▸ REQUIRED TASK
What is the number of lines containing the word "Output"? Give that number alone.

▸ RECORDS FOR THIS EXERCISE
···

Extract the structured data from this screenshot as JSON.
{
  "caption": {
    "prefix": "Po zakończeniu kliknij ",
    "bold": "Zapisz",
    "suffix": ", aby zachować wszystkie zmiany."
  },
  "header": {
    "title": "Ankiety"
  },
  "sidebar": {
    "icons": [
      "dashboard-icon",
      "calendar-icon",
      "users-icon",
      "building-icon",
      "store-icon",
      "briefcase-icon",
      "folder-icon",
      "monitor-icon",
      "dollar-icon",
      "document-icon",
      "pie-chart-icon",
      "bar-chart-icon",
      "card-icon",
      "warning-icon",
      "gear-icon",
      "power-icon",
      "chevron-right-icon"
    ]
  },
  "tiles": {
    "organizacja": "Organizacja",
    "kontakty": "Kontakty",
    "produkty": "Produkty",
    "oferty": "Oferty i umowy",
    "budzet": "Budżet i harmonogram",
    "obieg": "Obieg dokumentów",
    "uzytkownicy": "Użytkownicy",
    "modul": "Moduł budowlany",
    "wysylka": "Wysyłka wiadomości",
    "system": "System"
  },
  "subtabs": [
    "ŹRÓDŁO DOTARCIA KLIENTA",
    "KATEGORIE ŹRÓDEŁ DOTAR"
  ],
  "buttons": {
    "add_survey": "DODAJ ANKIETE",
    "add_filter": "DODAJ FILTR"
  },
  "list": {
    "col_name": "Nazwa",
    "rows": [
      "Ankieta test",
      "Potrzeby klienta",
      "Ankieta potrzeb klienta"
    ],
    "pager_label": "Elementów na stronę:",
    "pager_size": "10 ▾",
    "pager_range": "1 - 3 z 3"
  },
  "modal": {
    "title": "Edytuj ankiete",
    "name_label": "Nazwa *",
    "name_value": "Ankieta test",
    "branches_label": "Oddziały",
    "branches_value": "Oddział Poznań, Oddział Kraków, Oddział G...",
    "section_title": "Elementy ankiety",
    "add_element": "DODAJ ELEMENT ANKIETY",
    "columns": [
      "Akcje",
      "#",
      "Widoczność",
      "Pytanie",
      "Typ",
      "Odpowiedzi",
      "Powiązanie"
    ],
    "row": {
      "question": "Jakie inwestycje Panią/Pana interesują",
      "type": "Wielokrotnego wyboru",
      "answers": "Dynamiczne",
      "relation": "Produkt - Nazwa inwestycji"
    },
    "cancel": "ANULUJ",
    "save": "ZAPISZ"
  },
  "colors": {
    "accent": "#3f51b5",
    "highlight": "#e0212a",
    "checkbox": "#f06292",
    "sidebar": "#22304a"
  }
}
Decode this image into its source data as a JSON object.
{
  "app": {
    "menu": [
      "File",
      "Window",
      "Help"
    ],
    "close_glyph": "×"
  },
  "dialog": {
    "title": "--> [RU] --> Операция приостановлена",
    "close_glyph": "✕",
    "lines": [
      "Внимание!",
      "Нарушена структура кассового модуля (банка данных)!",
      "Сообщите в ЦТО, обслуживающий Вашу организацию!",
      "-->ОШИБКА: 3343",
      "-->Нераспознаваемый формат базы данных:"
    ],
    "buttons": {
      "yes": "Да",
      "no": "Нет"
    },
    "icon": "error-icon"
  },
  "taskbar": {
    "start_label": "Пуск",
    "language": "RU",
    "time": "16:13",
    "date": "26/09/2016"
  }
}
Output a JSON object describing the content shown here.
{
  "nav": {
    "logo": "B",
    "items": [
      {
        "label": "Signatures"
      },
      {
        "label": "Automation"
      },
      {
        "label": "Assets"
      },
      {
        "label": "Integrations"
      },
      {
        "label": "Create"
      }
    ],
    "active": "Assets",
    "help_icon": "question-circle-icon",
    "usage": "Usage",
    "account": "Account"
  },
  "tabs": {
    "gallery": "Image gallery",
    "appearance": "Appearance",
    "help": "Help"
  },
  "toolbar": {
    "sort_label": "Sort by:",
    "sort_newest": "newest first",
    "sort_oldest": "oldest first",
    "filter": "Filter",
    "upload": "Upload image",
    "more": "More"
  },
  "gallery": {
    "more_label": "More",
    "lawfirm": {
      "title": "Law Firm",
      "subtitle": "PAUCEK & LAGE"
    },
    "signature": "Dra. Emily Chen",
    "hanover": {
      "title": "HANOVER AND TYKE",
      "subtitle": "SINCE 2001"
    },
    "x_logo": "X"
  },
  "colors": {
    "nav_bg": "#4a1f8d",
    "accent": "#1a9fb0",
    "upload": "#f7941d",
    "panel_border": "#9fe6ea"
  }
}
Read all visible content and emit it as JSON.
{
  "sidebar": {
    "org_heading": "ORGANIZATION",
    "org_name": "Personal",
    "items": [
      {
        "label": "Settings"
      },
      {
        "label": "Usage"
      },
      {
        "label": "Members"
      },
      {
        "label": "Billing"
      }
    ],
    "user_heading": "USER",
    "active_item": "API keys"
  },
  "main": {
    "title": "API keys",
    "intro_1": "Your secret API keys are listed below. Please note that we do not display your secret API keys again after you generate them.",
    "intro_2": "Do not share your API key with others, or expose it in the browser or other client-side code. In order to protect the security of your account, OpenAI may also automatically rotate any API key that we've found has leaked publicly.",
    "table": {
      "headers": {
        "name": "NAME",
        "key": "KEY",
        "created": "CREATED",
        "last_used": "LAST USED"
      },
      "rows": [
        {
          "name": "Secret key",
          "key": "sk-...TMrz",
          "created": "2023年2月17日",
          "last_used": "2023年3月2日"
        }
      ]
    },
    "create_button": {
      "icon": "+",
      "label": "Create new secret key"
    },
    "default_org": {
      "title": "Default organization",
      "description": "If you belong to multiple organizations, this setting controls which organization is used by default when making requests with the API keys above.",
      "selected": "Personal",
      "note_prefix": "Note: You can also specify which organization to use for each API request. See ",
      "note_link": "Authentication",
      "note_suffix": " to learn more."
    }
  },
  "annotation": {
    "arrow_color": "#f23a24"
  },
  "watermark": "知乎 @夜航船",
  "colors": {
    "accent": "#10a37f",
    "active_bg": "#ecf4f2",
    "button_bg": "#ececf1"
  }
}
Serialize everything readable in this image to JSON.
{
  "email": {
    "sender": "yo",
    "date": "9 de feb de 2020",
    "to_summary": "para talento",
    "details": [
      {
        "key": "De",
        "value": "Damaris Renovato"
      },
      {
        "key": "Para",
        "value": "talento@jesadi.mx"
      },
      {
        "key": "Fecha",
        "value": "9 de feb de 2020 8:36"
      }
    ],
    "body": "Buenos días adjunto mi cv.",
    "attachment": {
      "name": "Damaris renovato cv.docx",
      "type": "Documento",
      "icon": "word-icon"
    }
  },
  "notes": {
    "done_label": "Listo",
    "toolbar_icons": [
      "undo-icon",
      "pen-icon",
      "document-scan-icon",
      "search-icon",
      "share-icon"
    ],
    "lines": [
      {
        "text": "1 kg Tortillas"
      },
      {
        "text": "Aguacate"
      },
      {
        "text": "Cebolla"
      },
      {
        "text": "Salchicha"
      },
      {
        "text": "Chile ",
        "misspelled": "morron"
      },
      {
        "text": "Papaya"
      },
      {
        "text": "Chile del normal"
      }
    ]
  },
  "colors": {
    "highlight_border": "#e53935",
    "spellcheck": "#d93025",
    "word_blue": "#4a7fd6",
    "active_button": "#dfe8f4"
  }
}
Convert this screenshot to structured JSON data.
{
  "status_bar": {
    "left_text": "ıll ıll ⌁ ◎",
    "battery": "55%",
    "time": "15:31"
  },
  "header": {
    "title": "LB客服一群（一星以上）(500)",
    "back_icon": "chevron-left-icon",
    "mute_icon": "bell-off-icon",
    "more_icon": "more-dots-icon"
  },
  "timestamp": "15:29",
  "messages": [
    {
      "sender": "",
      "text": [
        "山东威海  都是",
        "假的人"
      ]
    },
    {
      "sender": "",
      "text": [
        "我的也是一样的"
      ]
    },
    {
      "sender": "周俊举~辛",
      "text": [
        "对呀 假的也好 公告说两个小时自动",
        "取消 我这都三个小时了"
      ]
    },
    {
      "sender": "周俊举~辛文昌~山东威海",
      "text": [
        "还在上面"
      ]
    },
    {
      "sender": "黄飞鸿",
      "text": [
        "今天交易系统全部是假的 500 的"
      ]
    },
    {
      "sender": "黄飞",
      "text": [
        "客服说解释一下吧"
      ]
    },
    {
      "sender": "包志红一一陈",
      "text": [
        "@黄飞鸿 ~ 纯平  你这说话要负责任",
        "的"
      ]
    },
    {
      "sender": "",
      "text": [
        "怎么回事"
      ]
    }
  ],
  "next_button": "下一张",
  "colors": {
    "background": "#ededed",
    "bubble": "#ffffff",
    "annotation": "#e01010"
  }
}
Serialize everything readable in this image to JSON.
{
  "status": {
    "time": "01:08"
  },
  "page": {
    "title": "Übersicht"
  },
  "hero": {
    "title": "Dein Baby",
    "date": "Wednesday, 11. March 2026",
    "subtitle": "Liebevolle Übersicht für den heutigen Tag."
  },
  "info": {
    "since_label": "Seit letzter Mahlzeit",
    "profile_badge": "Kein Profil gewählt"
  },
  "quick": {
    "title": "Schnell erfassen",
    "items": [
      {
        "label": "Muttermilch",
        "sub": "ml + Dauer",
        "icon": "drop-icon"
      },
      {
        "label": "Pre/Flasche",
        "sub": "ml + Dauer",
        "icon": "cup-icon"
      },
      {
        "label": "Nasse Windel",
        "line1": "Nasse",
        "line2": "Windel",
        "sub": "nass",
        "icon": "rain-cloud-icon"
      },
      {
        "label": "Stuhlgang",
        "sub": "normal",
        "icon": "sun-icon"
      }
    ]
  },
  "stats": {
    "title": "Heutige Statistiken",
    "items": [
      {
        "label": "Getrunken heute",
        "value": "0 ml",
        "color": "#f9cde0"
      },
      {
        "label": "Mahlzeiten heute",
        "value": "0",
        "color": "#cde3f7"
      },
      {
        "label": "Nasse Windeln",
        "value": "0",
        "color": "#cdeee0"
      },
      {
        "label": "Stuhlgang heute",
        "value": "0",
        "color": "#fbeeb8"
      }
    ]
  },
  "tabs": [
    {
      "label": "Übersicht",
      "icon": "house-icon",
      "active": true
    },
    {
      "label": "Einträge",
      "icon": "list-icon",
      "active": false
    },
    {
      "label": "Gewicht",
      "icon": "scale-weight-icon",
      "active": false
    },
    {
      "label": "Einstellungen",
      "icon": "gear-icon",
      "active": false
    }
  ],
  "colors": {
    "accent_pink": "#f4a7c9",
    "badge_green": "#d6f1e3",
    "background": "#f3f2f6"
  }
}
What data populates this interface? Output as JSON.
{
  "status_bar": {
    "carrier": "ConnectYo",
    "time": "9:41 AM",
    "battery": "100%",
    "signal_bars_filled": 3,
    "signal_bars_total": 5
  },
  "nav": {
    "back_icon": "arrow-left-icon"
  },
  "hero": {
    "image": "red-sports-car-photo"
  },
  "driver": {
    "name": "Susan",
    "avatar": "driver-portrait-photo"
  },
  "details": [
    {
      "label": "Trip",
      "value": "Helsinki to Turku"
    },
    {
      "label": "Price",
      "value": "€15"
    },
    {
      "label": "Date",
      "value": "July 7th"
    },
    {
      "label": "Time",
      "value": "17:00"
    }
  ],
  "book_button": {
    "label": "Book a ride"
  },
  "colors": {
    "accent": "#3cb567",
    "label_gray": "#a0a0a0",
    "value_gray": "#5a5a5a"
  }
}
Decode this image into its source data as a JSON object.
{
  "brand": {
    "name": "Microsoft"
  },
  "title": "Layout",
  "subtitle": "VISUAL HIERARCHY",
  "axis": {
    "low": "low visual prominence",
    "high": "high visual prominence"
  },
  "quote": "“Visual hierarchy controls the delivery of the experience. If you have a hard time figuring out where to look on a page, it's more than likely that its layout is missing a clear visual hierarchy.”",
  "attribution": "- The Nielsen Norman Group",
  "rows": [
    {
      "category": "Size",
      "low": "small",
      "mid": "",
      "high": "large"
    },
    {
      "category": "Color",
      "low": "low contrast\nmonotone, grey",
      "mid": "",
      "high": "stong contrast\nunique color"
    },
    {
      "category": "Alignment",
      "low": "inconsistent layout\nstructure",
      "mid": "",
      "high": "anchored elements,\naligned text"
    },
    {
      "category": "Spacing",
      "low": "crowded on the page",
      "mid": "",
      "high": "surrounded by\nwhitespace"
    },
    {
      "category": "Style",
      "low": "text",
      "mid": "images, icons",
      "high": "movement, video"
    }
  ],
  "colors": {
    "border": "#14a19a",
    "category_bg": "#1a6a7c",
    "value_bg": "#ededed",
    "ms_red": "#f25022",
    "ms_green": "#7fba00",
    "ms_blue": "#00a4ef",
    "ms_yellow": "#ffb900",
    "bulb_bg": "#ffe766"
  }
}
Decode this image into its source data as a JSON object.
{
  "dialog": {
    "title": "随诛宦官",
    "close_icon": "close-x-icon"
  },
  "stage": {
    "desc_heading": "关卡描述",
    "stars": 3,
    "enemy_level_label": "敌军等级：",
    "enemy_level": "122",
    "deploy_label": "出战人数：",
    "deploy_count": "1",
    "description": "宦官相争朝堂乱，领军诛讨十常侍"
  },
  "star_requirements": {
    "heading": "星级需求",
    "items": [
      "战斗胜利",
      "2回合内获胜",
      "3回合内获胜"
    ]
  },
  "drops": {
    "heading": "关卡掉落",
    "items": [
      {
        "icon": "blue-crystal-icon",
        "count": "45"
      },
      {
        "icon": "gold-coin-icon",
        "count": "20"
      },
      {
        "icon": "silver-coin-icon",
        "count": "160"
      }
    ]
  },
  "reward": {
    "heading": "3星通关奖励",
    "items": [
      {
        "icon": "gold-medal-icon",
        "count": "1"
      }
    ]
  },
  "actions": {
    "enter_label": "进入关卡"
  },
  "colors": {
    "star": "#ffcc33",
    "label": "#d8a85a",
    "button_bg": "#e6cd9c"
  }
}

···

▸ FULL ANSWER
2